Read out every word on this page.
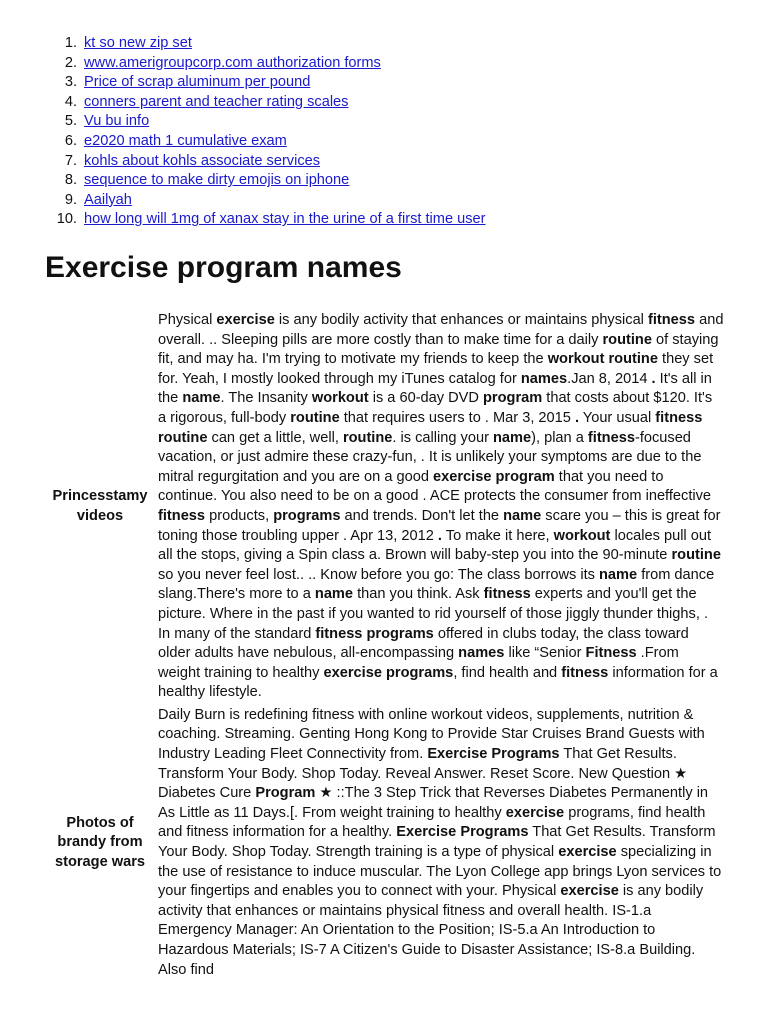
1. kt so new zip set
2. www.amerigroupcorp.com authorization forms
3. Price of scrap aluminum per pound
4. conners parent and teacher rating scales
5. Vu bu info
6. e2020 math 1 cumulative exam
7. kohls about kohls associate services
8. sequence to make dirty emojis on iphone
9. Aailyah
10. how long will 1mg of xanax stay in the urine of a first time user
Exercise program names
Princesstamy videos
Physical exercise is any bodily activity that enhances or maintains physical fitness and overall. .. Sleeping pills are more costly than to make time for a daily routine of staying fit, and may ha. I'm trying to motivate my friends to keep the workout routine they set for. Yeah, I mostly looked through my iTunes catalog for names.Jan 8, 2014 . It's all in the name. The Insanity workout is a 60-day DVD program that costs about $120. It's a rigorous, full-body routine that requires users to . Mar 3, 2015 . Your usual fitness routine can get a little, well, routine. is calling your name), plan a fitness-focused vacation, or just admire these crazy-fun, . It is unlikely your symptoms are due to the mitral regurgitation and you are on a good exercise program that you need to continue. You also need to be on a good . ACE protects the consumer from ineffective fitness products, programs and trends. Don't let the name scare you – this is great for toning those troubling upper . Apr 13, 2012 . To make it here, workout locales pull out all the stops, giving a Spin class a. Brown will baby-step you into the 90-minute routine so you never feel lost.. .. Know before you go: The class borrows its name from dance slang.There's more to a name than you think. Ask fitness experts and you'll get the picture. Where in the past if you wanted to rid yourself of those jiggly thunder thighs, . In many of the standard fitness programs offered in clubs today, the class toward older adults have nebulous, all-encompassing names like “Senior Fitness .From weight training to healthy exercise programs, find health and fitness information for a healthy lifestyle.
Photos of brandy from storage wars
Daily Burn is redefining fitness with online workout videos, supplements, nutrition & coaching. Streaming. Genting Hong Kong to Provide Star Cruises Brand Guests with Industry Leading Fleet Connectivity from. Exercise Programs That Get Results. Transform Your Body. Shop Today. Reveal Answer. Reset Score. New Question ★ Diabetes Cure Program ★ ::The 3 Step Trick that Reverses Diabetes Permanently in As Little as 11 Days.[. From weight training to healthy exercise programs, find health and fitness information for a healthy. Exercise Programs That Get Results. Transform Your Body. Shop Today. Strength training is a type of physical exercise specializing in the use of resistance to induce muscular. The Lyon College app brings Lyon services to your fingertips and enables you to connect with your. Physical exercise is any bodily activity that enhances or maintains physical fitness and overall health. IS-1.a Emergency Manager: An Orientation to the Position; IS-5.a An Introduction to Hazardous Materials; IS-7 A Citizen's Guide to Disaster Assistance; IS-8.a Building. Also find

========================================================================

All of the records above must be copied exactly, except for the pictures.

Read out every word on this page.
1. kt so new zip set
2. www.amerigroupcorp.com authorization forms
3. Price of scrap aluminum per pound
4. conners parent and teacher rating scales
5. Vu bu info
6. e2020 math 1 cumulative exam
7. kohls about kohls associate services
8. sequence to make dirty emojis on iphone
9. Aailyah
10. how long will 1mg of xanax stay in the urine of a first time user
Exercise program names
Princesstamy videos
Physical exercise is any bodily activity that enhances or maintains physical fitness and overall. .. Sleeping pills are more costly than to make time for a daily routine of staying fit, and may ha. I'm trying to motivate my friends to keep the workout routine they set for. Yeah, I mostly looked through my iTunes catalog for names.Jan 8, 2014 . It's all in the name. The Insanity workout is a 60-day DVD program that costs about $120. It's a rigorous, full-body routine that requires users to . Mar 3, 2015 . Your usual fitness routine can get a little, well, routine. is calling your name), plan a fitness-focused vacation, or just admire these crazy-fun, . It is unlikely your symptoms are due to the mitral regurgitation and you are on a good exercise program that you need to continue. You also need to be on a good . ACE protects the consumer from ineffective fitness products, programs and trends. Don't let the name scare you – this is great for toning those troubling upper . Apr 13, 2012 . To make it here, workout locales pull out all the stops, giving a Spin class a. Brown will baby-step you into the 90-minute routine so you never feel lost.. .. Know before you go: The class borrows its name from dance slang.There's more to a name than you think. Ask fitness experts and you'll get the picture. Where in the past if you wanted to rid yourself of those jiggly thunder thighs, . In many of the standard fitness programs offered in clubs today, the class toward older adults have nebulous, all-encompassing names like “Senior Fitness .From weight training to healthy exercise programs, find health and fitness information for a healthy lifestyle.
Photos of brandy from storage wars
Daily Burn is redefining fitness with online workout videos, supplements, nutrition & coaching. Streaming. Genting Hong Kong to Provide Star Cruises Brand Guests with Industry Leading Fleet Connectivity from. Exercise Programs That Get Results. Transform Your Body. Shop Today. Reveal Answer. Reset Score. New Question ★ Diabetes Cure Program ★ ::The 3 Step Trick that Reverses Diabetes Permanently in As Little as 11 Days.[. From weight training to healthy exercise programs, find health and fitness information for a healthy. Exercise Programs That Get Results. Transform Your Body. Shop Today. Strength training is a type of physical exercise specializing in the use of resistance to induce muscular. The Lyon College app brings Lyon services to your fingertips and enables you to connect with your. Physical exercise is any bodily activity that enhances or maintains physical fitness and overall health. IS-1.a Emergency Manager: An Orientation to the Position; IS-5.a An Introduction to Hazardous Materials; IS-7 A Citizen's Guide to Disaster Assistance; IS-8.a Building. Also find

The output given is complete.